-- BEGIN INPUT RECORDS --
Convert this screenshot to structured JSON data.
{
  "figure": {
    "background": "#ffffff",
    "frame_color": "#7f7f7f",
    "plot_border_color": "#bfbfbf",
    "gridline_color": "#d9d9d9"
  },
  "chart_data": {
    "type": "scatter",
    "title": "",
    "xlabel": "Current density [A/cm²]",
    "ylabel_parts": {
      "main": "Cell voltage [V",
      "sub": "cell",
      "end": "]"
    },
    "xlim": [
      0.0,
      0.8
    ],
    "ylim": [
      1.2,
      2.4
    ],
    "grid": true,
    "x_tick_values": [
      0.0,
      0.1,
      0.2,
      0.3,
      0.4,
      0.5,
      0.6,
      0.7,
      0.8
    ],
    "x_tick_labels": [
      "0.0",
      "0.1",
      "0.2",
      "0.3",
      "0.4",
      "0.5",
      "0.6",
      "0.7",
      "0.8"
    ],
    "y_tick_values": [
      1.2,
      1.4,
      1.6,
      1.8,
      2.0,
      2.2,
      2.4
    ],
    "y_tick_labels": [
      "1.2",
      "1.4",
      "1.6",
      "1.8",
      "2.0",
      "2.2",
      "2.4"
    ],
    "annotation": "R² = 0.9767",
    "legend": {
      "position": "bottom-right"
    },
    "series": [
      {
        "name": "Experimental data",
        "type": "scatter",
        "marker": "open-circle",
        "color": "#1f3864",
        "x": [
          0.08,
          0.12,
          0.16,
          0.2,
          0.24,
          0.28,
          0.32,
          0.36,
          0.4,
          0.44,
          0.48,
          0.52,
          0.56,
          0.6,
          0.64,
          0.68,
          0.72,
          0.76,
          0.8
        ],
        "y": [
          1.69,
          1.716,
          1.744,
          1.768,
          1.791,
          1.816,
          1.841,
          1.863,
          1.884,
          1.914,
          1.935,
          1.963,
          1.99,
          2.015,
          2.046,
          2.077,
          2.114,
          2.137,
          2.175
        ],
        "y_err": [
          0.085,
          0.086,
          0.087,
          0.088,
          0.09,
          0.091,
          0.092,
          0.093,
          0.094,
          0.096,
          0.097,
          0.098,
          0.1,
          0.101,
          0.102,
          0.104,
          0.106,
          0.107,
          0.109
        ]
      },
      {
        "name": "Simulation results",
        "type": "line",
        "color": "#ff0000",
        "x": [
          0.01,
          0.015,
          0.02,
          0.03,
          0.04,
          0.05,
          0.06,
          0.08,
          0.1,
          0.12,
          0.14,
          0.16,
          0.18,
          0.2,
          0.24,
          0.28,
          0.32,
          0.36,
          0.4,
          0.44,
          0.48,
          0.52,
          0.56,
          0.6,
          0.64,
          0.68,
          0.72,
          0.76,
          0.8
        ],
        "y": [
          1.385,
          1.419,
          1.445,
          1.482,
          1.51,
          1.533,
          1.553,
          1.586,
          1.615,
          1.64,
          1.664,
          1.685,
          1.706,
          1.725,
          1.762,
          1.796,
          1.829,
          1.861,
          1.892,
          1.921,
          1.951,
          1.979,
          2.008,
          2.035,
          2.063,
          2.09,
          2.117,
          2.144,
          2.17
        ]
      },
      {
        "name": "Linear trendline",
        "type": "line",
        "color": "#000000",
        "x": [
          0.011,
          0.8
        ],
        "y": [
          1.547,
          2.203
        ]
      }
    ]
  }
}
-- END INPUT RECORDS --
Find every line in the records above that holds the word "name", and copy each one.

        "name": "Experimental data",
        "name": "Simulation results",
        "name": "Linear trendline",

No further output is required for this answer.